### Work to do
Render every line of the records below as a JSON list of strings, one string per line, leaving out any blank lines.

### Material provided
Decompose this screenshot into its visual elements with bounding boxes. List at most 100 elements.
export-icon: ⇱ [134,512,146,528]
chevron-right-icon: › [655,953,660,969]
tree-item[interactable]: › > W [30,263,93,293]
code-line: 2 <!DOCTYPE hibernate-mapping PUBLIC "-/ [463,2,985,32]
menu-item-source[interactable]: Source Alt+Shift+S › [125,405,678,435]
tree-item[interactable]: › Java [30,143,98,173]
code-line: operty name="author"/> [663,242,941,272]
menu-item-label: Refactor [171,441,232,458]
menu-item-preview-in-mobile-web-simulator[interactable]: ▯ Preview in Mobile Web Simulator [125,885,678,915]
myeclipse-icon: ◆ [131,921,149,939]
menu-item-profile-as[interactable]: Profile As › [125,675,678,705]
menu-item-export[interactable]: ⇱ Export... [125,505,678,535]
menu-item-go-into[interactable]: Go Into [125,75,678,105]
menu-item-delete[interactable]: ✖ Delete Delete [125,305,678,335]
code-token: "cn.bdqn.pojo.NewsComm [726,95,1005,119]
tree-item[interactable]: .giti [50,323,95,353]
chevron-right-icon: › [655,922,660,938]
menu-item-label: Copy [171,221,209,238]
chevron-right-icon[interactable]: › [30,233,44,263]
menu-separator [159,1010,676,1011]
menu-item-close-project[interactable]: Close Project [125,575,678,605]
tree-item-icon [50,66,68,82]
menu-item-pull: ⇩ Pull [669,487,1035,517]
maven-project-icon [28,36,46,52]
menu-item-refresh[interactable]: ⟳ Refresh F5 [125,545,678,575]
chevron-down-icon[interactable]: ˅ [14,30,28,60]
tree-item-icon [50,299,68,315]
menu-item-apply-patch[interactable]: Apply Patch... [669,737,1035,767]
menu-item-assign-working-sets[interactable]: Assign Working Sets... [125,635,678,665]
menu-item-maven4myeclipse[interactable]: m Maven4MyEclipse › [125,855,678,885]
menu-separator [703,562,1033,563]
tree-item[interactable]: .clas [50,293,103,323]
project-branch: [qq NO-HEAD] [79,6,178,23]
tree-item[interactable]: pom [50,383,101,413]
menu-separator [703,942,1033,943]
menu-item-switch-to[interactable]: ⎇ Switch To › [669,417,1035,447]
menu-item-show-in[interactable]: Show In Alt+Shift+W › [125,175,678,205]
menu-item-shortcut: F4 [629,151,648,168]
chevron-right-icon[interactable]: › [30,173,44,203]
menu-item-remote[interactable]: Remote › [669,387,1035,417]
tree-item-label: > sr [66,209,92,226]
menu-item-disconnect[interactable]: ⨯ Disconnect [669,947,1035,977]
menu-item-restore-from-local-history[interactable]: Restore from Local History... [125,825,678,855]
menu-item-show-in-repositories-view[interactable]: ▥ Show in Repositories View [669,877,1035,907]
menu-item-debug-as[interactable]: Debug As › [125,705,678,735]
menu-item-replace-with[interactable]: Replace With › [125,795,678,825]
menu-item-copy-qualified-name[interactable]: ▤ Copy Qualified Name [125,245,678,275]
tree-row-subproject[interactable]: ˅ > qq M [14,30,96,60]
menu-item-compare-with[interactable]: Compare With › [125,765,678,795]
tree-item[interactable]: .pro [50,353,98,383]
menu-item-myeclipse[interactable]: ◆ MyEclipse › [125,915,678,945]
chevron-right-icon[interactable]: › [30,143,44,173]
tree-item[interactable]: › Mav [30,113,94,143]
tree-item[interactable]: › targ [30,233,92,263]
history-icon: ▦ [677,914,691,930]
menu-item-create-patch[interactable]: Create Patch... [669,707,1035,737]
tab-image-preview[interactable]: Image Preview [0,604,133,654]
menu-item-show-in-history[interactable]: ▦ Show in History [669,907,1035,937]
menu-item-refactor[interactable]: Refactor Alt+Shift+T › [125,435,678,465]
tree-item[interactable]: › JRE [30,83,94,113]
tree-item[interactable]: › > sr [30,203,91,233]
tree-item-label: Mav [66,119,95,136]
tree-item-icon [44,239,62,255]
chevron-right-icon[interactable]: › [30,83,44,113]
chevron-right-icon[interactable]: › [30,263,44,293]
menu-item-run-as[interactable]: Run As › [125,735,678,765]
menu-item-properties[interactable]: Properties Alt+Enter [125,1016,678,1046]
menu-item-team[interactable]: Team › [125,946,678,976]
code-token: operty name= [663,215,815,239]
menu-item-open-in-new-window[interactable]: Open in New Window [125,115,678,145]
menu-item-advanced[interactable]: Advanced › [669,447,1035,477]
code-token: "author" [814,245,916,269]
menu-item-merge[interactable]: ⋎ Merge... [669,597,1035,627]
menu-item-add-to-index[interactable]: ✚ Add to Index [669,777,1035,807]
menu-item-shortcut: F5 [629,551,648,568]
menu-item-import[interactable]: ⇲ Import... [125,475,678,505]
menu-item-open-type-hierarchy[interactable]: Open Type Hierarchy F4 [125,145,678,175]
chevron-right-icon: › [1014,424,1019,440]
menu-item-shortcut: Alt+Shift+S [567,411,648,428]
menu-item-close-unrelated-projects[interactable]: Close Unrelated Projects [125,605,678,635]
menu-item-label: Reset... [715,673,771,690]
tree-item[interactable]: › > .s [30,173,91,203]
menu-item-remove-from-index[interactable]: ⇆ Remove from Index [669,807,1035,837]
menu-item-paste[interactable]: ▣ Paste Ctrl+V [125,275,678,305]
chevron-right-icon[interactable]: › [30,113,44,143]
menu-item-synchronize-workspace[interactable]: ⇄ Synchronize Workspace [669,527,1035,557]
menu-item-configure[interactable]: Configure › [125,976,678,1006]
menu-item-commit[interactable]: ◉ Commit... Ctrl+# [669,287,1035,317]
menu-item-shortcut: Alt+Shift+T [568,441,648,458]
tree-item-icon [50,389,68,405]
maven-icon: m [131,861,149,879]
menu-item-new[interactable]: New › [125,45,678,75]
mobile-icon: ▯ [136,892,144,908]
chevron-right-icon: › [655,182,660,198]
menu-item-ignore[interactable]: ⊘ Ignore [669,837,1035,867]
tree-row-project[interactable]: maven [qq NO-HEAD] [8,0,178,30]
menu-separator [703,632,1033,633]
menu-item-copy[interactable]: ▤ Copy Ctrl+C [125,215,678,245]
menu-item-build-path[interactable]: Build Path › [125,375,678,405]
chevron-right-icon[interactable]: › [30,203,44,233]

### Task output
[
  "Decompose this screenshot into its visual elements with bounding boxes. List at most 100 elements.",
  "export-icon: ⇱ [134,512,146,528]",
  "chevron-right-icon: › [655,953,660,969]",
  "tree-item[interactable]: › > W [30,263,93,293]",
  "code-line: 2 <!DOCTYPE hibernate-mapping PUBLIC \"-/ [463,2,985,32]",
  "menu-item-source[interactable]: Source Alt+Shift+S › [125,405,678,435]",
  "tree-item[interactable]: › Java [30,143,98,173]",
  "code-line: operty name=\"author\"/> [663,242,941,272]",
  "menu-item-label: Refactor [171,441,232,458]",
  "menu-item-preview-in-mobile-web-simulator[interactable]: ▯ Preview in Mobile Web Simulator [125,885,678,915]",
  "myeclipse-icon: ◆ [131,921,149,939]",
  "menu-item-profile-as[interactable]: Profile As › [125,675,678,705]",
  "menu-item-export[interactable]: ⇱ Export... [125,505,678,535]",
  "menu-item-go-into[interactable]: Go Into [125,75,678,105]",
  "menu-item-delete[interactable]: ✖ Delete Delete [125,305,678,335]",
  "code-token: \"cn.bdqn.pojo.NewsComm [726,95,1005,119]",
  "tree-item[interactable]: .giti [50,323,95,353]",
  "chevron-right-icon: › [655,922,660,938]",
  "menu-item-label: Copy [171,221,209,238]",
  "chevron-right-icon[interactable]: › [30,233,44,263]",
  "menu-separator [159,1010,676,1011]",
  "menu-item-close-project[interactable]: Close Project [125,575,678,605]",
  "tree-item-icon [50,66,68,82]",
  "menu-item-pull: ⇩ Pull [669,487,1035,517]",
  "maven-project-icon [28,36,46,52]",
  "menu-item-refresh[interactable]: ⟳ Refresh F5 [125,545,678,575]",
  "chevron-down-icon[interactable]: ˅ [14,30,28,60]",
  "tree-item-icon [50,299,68,315]",
  "menu-item-apply-patch[interactable]: Apply Patch... [669,737,1035,767]",
  "menu-item-assign-working-sets[interactable]: Assign Working Sets... [125,635,678,665]",
  "menu-item-maven4myeclipse[interactable]: m Maven4MyEclipse › [125,855,678,885]",
  "menu-separator [703,562,1033,563]",
  "tree-item[interactable]: .clas [50,293,103,323]",
  "project-branch: [qq NO-HEAD] [79,6,178,23]",
  "tree-item[interactable]: pom [50,383,101,413]",
  "menu-separator [703,942,1033,943]",
  "menu-item-switch-to[interactable]: ⎇ Switch To › [669,417,1035,447]",
  "menu-item-show-in[interactable]: Show In Alt+Shift+W › [125,175,678,205]",
  "menu-item-shortcut: F4 [629,151,648,168]",
  "chevron-right-icon[interactable]: › [30,173,44,203]",
  "menu-item-remote[interactable]: Remote › [669,387,1035,417]",
  "tree-item-label: > sr [66,209,92,226]",
  "menu-item-disconnect[interactable]: ⨯ Disconnect [669,947,1035,977]",
  "menu-item-restore-from-local-history[interactable]: Restore from Local History... [125,825,678,855]",
  "menu-item-show-in-repositories-view[interactable]: ▥ Show in Repositories View [669,877,1035,907]",
  "menu-item-debug-as[interactable]: Debug As › [125,705,678,735]",
  "menu-item-replace-with[interactable]: Replace With › [125,795,678,825]",
  "menu-item-copy-qualified-name[interactable]: ▤ Copy Qualified Name [125,245,678,275]",
  "tree-row-subproject[interactable]: ˅ > qq M [14,30,96,60]",
  "menu-item-compare-with[interactable]: Compare With › [125,765,678,795]",
  "tree-item[interactable]: .pro [50,353,98,383]",
  "menu-item-myeclipse[interactable]: ◆ MyEclipse › [125,915,678,945]",
  "chevron-right-icon[interactable]: › [30,143,44,173]",
  "tree-item[interactable]: › Mav [30,113,94,143]",
  "tree-item[interactable]: › targ [30,233,92,263]",
  "history-icon: ▦ [677,914,691,930]",
  "menu-item-create-patch[interactable]: Create Patch... [669,707,1035,737]",
  "tab-image-preview[interactable]: Image Preview [0,604,133,654]",
  "menu-item-show-in-history[interactable]: ▦ Show in History [669,907,1035,937]",
  "menu-item-refactor[interactable]: Refactor Alt+Shift+T › [125,435,678,465]",
  "tree-item[interactable]: › JRE [30,83,94,113]",
  "tree-item[interactable]: › > sr [30,203,91,233]",
  "tree-item-label: Mav [66,119,95,136]",
  "tree-item-icon [44,239,62,255]",
  "chevron-right-icon[interactable]: › [30,83,44,113]",
  "chevron-right-icon[interactable]: › [30,263,44,293]",
  "menu-item-run-as[interactable]: Run As › [125,735,678,765]",
  "menu-item-properties[interactable]: Properties Alt+Enter [125,1016,678,1046]",
  "menu-item-team[interactable]: Team › [125,946,678,976]",
  "code-token: operty name= [663,215,815,239]",
  "menu-item-open-in-new-window[interactable]: Open in New Window [125,115,678,145]",
  "menu-item-advanced[interactable]: Advanced › [669,447,1035,477]",
  "code-token: \"author\" [814,245,916,269]",
  "menu-item-merge[interactable]: ⋎ Merge... [669,597,1035,627]",
  "menu-item-add-to-index[interactable]: ✚ Add to Index [669,777,1035,807]",
  "menu-item-shortcut: F5 [629,551,648,568]",
  "menu-item-import[interactable]: ⇲ Import... [125,475,678,505]",
  "menu-item-open-type-hierarchy[interactable]: Open Type Hierarchy F4 [125,145,678,175]",
  "chevron-right-icon: › [1014,424,1019,440]",
  "menu-item-shortcut: Alt+Shift+S [567,411,648,428]",
  "menu-item-close-unrelated-projects[interactable]: Close Unrelated Projects [125,605,678,635]",
  "menu-item-label: Reset... [715,673,771,690]",
  "tree-item[interactable]: › > .s [30,173,91,203]",
  "menu-item-remove-from-index[interactable]: ⇆ Remove from Index [669,807,1035,837]",
  "menu-item-paste[interactable]: ▣ Paste Ctrl+V [125,275,678,305]",
  "chevron-right-icon[interactable]: › [30,113,44,143]",
  "menu-item-synchronize-workspace[interactable]: ⇄ Synchronize Workspace [669,527,1035,557]",
  "menu-item-configure[interactable]: Configure › [125,976,678,1006]",
  "menu-item-commit[interactable]: ◉ Commit... Ctrl+# [669,287,1035,317]",
  "menu-item-shortcut: Alt+Shift+T [568,441,648,458]",
  "tree-item-icon [50,389,68,405]",
  "maven-icon: m [131,861,149,879]",
  "menu-item-new[interactable]: New › [125,45,678,75]",
  "mobile-icon: ▯ [136,892,144,908]",
  "chevron-right-icon: › [655,182,660,198]",
  "menu-item-ignore[interactable]: ⊘ Ignore [669,837,1035,867]",
  "tree-row-project[interactable]: maven [qq NO-HEAD] [8,0,178,30]",
  "menu-separator [703,632,1033,633]",
  "menu-item-copy[interactable]: ▤ Copy Ctrl+C [125,215,678,245]",
  "menu-item-build-path[interactable]: Build Path › [125,375,678,405]",
  "chevron-right-icon[interactable]: › [30,203,44,233]"
]